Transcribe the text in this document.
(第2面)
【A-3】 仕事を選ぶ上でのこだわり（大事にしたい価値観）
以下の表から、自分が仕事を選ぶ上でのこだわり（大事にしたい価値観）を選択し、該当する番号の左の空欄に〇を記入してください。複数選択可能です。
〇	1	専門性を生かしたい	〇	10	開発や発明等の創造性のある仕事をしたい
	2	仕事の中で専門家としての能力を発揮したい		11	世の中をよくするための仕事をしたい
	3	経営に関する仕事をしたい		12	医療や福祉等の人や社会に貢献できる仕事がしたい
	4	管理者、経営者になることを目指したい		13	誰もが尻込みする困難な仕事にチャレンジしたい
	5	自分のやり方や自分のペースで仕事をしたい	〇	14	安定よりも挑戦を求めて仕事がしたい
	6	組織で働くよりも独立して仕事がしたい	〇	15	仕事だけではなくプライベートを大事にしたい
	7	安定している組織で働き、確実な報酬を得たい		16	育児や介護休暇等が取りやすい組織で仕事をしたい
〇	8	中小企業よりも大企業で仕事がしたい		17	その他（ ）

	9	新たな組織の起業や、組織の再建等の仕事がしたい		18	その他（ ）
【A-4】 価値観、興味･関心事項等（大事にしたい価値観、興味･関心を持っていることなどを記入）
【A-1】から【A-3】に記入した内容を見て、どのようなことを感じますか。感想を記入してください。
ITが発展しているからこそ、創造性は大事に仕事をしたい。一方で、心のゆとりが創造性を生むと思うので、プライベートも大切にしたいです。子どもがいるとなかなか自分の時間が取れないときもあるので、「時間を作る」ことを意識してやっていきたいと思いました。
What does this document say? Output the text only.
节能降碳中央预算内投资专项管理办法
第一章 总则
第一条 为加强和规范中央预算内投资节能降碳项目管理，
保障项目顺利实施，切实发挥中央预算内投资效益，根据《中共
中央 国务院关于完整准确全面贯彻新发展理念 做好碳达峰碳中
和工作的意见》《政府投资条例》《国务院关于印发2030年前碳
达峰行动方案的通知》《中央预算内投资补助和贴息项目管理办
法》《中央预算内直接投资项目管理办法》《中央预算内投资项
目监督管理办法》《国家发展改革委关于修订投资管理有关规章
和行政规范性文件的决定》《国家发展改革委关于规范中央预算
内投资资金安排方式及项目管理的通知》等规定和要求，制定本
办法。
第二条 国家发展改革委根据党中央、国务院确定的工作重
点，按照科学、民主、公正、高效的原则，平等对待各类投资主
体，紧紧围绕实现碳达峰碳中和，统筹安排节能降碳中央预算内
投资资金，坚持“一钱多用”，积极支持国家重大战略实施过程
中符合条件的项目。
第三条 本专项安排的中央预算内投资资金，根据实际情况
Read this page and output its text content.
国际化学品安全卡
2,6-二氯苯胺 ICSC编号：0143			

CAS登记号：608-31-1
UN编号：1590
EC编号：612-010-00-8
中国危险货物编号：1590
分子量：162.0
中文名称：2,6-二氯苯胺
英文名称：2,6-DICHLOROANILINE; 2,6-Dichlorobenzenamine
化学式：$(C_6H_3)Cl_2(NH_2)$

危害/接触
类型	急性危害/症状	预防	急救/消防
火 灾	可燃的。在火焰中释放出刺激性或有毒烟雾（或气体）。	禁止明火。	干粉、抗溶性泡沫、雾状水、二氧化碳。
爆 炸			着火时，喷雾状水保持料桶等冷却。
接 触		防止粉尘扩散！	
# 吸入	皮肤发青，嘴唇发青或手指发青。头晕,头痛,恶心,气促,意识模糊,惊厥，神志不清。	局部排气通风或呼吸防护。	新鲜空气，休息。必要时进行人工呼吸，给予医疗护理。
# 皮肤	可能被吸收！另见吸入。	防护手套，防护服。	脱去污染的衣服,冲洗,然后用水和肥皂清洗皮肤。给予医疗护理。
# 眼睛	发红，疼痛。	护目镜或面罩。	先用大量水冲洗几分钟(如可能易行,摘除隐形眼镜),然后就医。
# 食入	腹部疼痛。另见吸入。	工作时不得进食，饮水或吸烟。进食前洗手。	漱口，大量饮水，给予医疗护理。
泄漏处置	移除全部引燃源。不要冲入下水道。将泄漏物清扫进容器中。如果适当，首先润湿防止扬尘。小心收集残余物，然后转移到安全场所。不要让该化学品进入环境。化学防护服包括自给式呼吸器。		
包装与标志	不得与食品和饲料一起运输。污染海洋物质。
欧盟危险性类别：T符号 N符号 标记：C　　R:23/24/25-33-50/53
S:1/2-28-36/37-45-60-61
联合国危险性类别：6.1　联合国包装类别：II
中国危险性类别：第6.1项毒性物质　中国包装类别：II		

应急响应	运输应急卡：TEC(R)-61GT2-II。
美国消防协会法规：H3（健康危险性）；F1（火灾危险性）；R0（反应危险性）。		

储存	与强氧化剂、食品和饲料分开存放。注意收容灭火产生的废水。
□ □ □ □ □ □ □
Requirement —
Each line in the entries above that includes the string "大事にしたい価値観" should be extracted.

Response to this exercise —
【A-3】 仕事を選ぶ上でのこだわり（大事にしたい価値観）
以下の表から、自分が仕事を選ぶ上でのこだわり（大事にしたい価値観）を選択し、該当する番号の左の空欄に〇を記入してください。複数選択可能です。
【A-4】 価値観、興味･関心事項等（大事にしたい価値観、興味･関心を持っていることなどを記入）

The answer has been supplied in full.